### Exercise
Isolate every line in the data with the string "image" and copy it.

### Data
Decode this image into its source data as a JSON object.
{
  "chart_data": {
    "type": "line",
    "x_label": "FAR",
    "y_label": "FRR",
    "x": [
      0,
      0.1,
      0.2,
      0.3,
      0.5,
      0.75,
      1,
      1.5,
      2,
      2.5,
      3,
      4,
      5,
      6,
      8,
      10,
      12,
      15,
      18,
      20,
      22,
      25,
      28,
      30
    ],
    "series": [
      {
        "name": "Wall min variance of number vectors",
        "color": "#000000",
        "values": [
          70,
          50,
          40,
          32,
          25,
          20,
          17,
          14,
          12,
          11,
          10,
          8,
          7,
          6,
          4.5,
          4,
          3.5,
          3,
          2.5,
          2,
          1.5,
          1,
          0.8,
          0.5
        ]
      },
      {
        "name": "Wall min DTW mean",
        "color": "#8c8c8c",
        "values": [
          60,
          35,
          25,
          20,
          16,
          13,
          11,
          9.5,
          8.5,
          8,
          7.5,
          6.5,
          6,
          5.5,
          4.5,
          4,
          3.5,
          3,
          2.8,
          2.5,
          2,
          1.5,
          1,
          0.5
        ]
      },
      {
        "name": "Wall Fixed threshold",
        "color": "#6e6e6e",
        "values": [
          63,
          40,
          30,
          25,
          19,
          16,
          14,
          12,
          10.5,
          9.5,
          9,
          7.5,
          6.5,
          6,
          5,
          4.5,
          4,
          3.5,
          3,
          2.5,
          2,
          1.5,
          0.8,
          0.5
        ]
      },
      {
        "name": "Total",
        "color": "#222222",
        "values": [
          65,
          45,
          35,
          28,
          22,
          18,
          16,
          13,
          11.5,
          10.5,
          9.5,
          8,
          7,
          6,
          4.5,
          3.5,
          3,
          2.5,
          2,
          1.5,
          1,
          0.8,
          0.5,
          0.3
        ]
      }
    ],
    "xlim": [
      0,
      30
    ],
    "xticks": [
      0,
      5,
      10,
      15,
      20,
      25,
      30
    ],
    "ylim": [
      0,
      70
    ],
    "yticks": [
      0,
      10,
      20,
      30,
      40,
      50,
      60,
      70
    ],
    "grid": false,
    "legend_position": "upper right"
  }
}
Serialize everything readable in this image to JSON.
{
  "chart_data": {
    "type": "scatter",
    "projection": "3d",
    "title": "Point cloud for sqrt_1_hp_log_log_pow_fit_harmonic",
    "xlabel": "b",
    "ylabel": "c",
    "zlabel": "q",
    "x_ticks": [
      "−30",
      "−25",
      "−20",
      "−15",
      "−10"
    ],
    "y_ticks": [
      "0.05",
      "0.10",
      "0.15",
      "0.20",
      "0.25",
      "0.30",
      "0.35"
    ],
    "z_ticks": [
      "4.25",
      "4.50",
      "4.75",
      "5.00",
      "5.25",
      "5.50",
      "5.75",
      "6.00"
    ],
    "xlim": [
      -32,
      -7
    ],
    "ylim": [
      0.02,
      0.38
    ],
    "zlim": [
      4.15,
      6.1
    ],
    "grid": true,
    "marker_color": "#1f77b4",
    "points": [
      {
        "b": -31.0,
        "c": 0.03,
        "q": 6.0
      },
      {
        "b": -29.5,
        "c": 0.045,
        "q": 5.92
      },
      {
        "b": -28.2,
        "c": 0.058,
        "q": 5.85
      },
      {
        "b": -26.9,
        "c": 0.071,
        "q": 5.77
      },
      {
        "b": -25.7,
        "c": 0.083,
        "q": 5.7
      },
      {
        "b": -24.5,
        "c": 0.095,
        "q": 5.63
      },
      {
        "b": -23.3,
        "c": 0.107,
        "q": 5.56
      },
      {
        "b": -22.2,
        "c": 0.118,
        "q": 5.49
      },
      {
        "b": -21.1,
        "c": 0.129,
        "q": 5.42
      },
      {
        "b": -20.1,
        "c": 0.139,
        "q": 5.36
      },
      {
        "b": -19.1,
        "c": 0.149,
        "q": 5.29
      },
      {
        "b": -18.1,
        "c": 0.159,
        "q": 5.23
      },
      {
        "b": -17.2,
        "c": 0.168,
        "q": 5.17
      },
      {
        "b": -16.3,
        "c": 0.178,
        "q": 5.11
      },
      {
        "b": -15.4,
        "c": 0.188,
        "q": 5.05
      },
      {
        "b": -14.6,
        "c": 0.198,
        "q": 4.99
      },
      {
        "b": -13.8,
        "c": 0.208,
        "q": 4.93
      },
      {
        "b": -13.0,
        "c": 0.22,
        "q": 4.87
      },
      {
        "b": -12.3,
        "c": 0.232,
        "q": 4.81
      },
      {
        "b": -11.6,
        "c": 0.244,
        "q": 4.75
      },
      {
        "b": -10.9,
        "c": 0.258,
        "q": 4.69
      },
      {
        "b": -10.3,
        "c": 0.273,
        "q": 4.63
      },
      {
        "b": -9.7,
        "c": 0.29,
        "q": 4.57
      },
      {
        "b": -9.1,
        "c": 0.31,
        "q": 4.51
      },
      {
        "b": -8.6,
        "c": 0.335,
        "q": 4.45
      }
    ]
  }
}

### Solution for this problem
Decode this image into its source data as a JSON object.
Serialize everything readable in this image to JSON.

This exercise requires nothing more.